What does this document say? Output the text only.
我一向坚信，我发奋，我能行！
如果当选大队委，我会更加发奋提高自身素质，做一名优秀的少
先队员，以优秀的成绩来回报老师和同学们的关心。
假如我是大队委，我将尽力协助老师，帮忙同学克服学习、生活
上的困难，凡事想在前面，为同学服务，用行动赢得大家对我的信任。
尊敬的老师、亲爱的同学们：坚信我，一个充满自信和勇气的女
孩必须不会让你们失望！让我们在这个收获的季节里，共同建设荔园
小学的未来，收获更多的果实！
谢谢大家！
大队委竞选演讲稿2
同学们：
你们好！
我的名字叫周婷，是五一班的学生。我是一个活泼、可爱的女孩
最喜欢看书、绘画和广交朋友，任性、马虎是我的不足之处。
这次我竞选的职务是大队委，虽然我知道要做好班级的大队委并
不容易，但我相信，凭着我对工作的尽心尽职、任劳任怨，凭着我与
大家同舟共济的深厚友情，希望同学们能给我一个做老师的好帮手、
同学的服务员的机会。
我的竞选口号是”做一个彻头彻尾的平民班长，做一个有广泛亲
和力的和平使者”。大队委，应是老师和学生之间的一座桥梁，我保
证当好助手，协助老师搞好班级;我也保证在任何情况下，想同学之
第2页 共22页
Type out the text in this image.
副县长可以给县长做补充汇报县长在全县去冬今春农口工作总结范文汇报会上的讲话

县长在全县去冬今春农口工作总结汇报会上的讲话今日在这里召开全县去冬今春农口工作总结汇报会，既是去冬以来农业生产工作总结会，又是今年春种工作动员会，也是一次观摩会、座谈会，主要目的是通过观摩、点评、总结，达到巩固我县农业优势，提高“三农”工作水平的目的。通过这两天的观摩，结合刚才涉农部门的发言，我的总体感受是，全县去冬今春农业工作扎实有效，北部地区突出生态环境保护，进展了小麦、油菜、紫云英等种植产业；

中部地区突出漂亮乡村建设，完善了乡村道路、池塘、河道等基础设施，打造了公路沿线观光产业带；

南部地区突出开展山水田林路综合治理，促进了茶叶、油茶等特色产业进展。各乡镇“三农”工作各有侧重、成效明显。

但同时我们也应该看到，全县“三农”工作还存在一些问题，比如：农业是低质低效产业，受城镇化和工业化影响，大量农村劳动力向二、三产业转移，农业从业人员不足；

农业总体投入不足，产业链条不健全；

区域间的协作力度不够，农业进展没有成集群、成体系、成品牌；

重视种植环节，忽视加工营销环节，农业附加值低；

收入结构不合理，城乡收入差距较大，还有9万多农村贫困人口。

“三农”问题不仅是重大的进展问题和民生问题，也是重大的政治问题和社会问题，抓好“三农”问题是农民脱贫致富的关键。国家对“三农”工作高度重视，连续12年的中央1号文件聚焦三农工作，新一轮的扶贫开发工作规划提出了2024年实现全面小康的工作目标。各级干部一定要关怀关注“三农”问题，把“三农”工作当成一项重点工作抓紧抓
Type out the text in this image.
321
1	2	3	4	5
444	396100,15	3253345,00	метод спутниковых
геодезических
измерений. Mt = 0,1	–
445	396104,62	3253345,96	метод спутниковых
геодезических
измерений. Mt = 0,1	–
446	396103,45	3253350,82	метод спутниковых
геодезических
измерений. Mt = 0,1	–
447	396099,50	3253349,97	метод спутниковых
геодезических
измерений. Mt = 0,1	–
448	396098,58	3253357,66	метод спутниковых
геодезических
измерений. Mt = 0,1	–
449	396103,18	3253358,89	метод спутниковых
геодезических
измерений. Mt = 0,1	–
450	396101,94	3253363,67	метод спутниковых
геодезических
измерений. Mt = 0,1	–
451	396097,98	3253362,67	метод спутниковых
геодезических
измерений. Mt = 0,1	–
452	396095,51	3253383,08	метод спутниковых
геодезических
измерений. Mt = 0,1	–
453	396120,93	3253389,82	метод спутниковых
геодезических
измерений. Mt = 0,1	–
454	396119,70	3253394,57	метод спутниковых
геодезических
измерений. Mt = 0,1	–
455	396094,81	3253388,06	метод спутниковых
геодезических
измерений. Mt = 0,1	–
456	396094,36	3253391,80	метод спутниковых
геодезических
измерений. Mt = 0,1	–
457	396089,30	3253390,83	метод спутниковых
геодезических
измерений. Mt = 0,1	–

______________________________

→ **WHAT IS EXPECTED**:
Repeat the whole listing exactly, keeping every line intact.

→ **SOLUTION TO THIS EXERCISE**:
What does this document say? Output the text only.
我一向坚信，我发奋，我能行！
如果当选大队委，我会更加发奋提高自身素质，做一名优秀的少
先队员，以优秀的成绩来回报老师和同学们的关心。
假如我是大队委，我将尽力协助老师，帮忙同学克服学习、生活
上的困难，凡事想在前面，为同学服务，用行动赢得大家对我的信任。
尊敬的老师、亲爱的同学们：坚信我，一个充满自信和勇气的女
孩必须不会让你们失望！让我们在这个收获的季节里，共同建设荔园
小学的未来，收获更多的果实！
谢谢大家！
大队委竞选演讲稿2
同学们：
你们好！
我的名字叫周婷，是五一班的学生。我是一个活泼、可爱的女孩
最喜欢看书、绘画和广交朋友，任性、马虎是我的不足之处。
这次我竞选的职务是大队委，虽然我知道要做好班级的大队委并
不容易，但我相信，凭着我对工作的尽心尽职、任劳任怨，凭着我与
大家同舟共济的深厚友情，希望同学们能给我一个做老师的好帮手、
同学的服务员的机会。
我的竞选口号是”做一个彻头彻尾的平民班长，做一个有广泛亲
和力的和平使者”。大队委，应是老师和学生之间的一座桥梁，我保
证当好助手，协助老师搞好班级;我也保证在任何情况下，想同学之
第2页 共22页
Type out the text in this image.
副县长可以给县长做补充汇报县长在全县去冬今春农口工作总结范文汇报会上的讲话

县长在全县去冬今春农口工作总结汇报会上的讲话今日在这里召开全县去冬今春农口工作总结汇报会，既是去冬以来农业生产工作总结会，又是今年春种工作动员会，也是一次观摩会、座谈会，主要目的是通过观摩、点评、总结，达到巩固我县农业优势，提高“三农”工作水平的目的。通过这两天的观摩，结合刚才涉农部门的发言，我的总体感受是，全县去冬今春农业工作扎实有效，北部地区突出生态环境保护，进展了小麦、油菜、紫云英等种植产业；

中部地区突出漂亮乡村建设，完善了乡村道路、池塘、河道等基础设施，打造了公路沿线观光产业带；

南部地区突出开展山水田林路综合治理，促进了茶叶、油茶等特色产业进展。各乡镇“三农”工作各有侧重、成效明显。

但同时我们也应该看到，全县“三农”工作还存在一些问题，比如：农业是低质低效产业，受城镇化和工业化影响，大量农村劳动力向二、三产业转移，农业从业人员不足；

农业总体投入不足，产业链条不健全；

区域间的协作力度不够，农业进展没有成集群、成体系、成品牌；

重视种植环节，忽视加工营销环节，农业附加值低；

收入结构不合理，城乡收入差距较大，还有9万多农村贫困人口。

“三农”问题不仅是重大的进展问题和民生问题，也是重大的政治问题和社会问题，抓好“三农”问题是农民脱贫致富的关键。国家对“三农”工作高度重视，连续12年的中央1号文件聚焦三农工作，新一轮的扶贫开发工作规划提出了2024年实现全面小康的工作目标。各级干部一定要关怀关注“三农”问题，把“三农”工作当成一项重点工作抓紧抓
Type out the text in this image.
321
1	2	3	4	5
444	396100,15	3253345,00	метод спутниковых
геодезических
измерений. Mt = 0,1	–
445	396104,62	3253345,96	метод спутниковых
геодезических
измерений. Mt = 0,1	–
446	396103,45	3253350,82	метод спутниковых
геодезических
измерений. Mt = 0,1	–
447	396099,50	3253349,97	метод спутниковых
геодезических
измерений. Mt = 0,1	–
448	396098,58	3253357,66	метод спутниковых
геодезических
измерений. Mt = 0,1	–
449	396103,18	3253358,89	метод спутниковых
геодезических
измерений. Mt = 0,1	–
450	396101,94	3253363,67	метод спутниковых
геодезических
измерений. Mt = 0,1	–
451	396097,98	3253362,67	метод спутниковых
геодезических
измерений. Mt = 0,1	–
452	396095,51	3253383,08	метод спутниковых
геодезических
измерений. Mt = 0,1	–
453	396120,93	3253389,82	метод спутниковых
геодезических
измерений. Mt = 0,1	–
454	396119,70	3253394,57	метод спутниковых
геодезических
измерений. Mt = 0,1	–
455	396094,81	3253388,06	метод спутниковых
геодезических
измерений. Mt = 0,1	–
456	396094,36	3253391,80	метод спутниковых
геодезических
измерений. Mt = 0,1	–
457	396089,30	3253390,83	метод спутниковых
геодезических
измерений. Mt = 0,1	–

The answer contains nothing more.